Records excerpted from a collection:
— start —
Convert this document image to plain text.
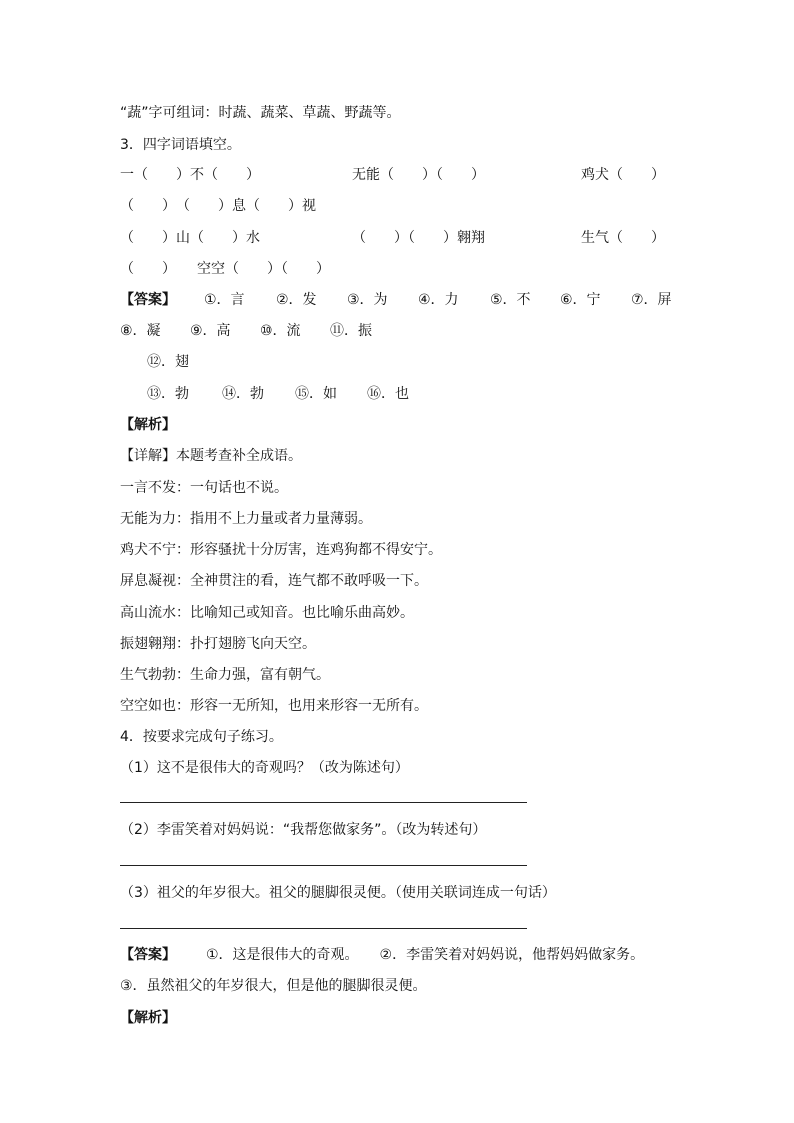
“蔬”字可组词：时蔬、蔬菜、草蔬、野蔬等。
3．四字词语填空。
一（　　）不（　　）	无能（　　）（　　）	鸡犬（　　）
（　　）　（　　）息（　　）视
（　　）山（　　）水	（　　）（　　）翱翔	生气（　　）
（　　）　　空空（　　）（　　）
【答案】 ①．言 ②．发 ③．为 ④．力 ⑤．不 ⑥．宁 ⑦．屏
⑧．凝 ⑨．高 ⑩．流 ⑪．振
⑫．翅
⑬．勃 ⑭．勃 ⑮．如 ⑯．也
【解析】
【详解】本题考查补全成语。
一言不发：一句话也不说。
无能为力：指用不上力量或者力量薄弱。
鸡犬不宁：形容骚扰十分厉害，连鸡狗都不得安宁。
屏息凝视：全神贯注的看，连气都不敢呼吸一下。
高山流水：比喻知己或知音。也比喻乐曲高妙。
振翅翱翔：扑打翅膀飞向天空。
生气勃勃：生命力强，富有朝气。
空空如也：形容一无所知，也用来形容一无所有。
4．按要求完成句子练习。
（1）这不是很伟大的奇观吗？（改为陈述句）
（2）李雷笑着对妈妈说：“我帮您做家务”。（改为转述句）
（3）祖父的年岁很大。祖父的腿脚很灵便。（使用关联词连成一句话）
【答案】 ①．这是很伟大的奇观。　　②．李雷笑着对妈妈说，他帮妈妈做家务。
③．虽然祖父的年岁很大，但是他的腿脚很灵便。
【解析】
— end —
Problem description:
Copy out each line of the entries that holds "李雷笑着对妈妈说".

Answer in full:
（2）李雷笑着对妈妈说：“我帮您做家务”。（改为转述句）
【答案】 ①．这是很伟大的奇观。　　②．李雷笑着对妈妈说，他帮妈妈做家务。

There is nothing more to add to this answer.